[Data extracted from a collection]
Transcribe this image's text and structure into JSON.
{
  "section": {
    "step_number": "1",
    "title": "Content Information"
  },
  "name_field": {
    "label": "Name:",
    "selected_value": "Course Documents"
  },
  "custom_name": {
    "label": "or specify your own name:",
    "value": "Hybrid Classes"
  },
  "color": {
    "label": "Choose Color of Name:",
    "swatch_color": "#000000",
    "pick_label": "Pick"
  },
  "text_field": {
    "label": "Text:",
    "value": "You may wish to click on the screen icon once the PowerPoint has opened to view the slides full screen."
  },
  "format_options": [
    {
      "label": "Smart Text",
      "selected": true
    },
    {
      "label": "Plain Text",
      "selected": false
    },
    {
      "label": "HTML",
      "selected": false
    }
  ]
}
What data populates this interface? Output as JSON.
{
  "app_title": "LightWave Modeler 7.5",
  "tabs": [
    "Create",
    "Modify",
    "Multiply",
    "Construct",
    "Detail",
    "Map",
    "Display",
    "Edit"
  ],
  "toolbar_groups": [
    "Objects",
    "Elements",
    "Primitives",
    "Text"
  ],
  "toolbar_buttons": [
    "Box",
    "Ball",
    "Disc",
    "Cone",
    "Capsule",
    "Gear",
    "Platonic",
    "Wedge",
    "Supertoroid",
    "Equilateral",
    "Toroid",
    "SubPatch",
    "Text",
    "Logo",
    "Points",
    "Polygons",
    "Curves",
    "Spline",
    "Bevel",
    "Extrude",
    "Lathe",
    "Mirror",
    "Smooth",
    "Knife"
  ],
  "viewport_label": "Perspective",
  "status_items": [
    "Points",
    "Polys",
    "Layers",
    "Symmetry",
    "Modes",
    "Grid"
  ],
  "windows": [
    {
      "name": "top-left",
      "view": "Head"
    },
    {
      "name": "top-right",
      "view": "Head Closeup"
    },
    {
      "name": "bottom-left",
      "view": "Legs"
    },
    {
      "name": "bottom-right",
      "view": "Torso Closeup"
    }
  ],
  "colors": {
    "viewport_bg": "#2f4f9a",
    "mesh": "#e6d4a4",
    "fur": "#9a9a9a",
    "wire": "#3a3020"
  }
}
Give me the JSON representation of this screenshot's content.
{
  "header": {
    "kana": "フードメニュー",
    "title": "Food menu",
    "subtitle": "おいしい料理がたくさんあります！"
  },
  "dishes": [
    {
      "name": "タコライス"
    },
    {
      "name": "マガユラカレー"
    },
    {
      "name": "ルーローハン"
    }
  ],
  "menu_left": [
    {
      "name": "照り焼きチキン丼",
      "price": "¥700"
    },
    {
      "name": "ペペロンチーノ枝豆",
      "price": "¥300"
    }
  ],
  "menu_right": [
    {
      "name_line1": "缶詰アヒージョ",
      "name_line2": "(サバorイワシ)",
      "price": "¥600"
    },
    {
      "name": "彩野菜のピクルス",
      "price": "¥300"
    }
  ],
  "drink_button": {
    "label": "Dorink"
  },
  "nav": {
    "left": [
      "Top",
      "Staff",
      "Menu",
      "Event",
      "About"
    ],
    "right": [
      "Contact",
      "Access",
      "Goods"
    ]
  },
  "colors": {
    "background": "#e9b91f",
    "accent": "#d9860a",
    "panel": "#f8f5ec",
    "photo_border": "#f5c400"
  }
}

§ **Problem requirements**: Quote, without alteration, the final stretch of the entries: the line with "What data populates" onward to the last line.

§ **Correct result**:
What data populates this interface? Output as JSON.
{
  "app_title": "LightWave Modeler 7.5",
  "tabs": [
    "Create",
    "Modify",
    "Multiply",
    "Construct",
    "Detail",
    "Map",
    "Display",
    "Edit"
  ],
  "toolbar_groups": [
    "Objects",
    "Elements",
    "Primitives",
    "Text"
  ],
  "toolbar_buttons": [
    "Box",
    "Ball",
    "Disc",
    "Cone",
    "Capsule",
    "Gear",
    "Platonic",
    "Wedge",
    "Supertoroid",
    "Equilateral",
    "Toroid",
    "SubPatch",
    "Text",
    "Logo",
    "Points",
    "Polygons",
    "Curves",
    "Spline",
    "Bevel",
    "Extrude",
    "Lathe",
    "Mirror",
    "Smooth",
    "Knife"
  ],
  "viewport_label": "Perspective",
  "status_items": [
    "Points",
    "Polys",
    "Layers",
    "Symmetry",
    "Modes",
    "Grid"
  ],
  "windows": [
    {
      "name": "top-left",
      "view": "Head"
    },
    {
      "name": "top-right",
      "view": "Head Closeup"
    },
    {
      "name": "bottom-left",
      "view": "Legs"
    },
    {
      "name": "bottom-right",
      "view": "Torso Closeup"
    }
  ],
  "colors": {
    "viewport_bg": "#2f4f9a",
    "mesh": "#e6d4a4",
    "fur": "#9a9a9a",
    "wire": "#3a3020"
  }
}
Give me the JSON representation of this screenshot's content.
{
  "header": {
    "kana": "フードメニュー",
    "title": "Food menu",
    "subtitle": "おいしい料理がたくさんあります！"
  },
  "dishes": [
    {
      "name": "タコライス"
    },
    {
      "name": "マガユラカレー"
    },
    {
      "name": "ルーローハン"
    }
  ],
  "menu_left": [
    {
      "name": "照り焼きチキン丼",
      "price": "¥700"
    },
    {
      "name": "ペペロンチーノ枝豆",
      "price": "¥300"
    }
  ],
  "menu_right": [
    {
      "name_line1": "缶詰アヒージョ",
      "name_line2": "(サバorイワシ)",
      "price": "¥600"
    },
    {
      "name": "彩野菜のピクルス",
      "price": "¥300"
    }
  ],
  "drink_button": {
    "label": "Dorink"
  },
  "nav": {
    "left": [
      "Top",
      "Staff",
      "Menu",
      "Event",
      "About"
    ],
    "right": [
      "Contact",
      "Access",
      "Goods"
    ]
  },
  "colors": {
    "background": "#e9b91f",
    "accent": "#d9860a",
    "panel": "#f8f5ec",
    "photo_border": "#f5c400"
  }
}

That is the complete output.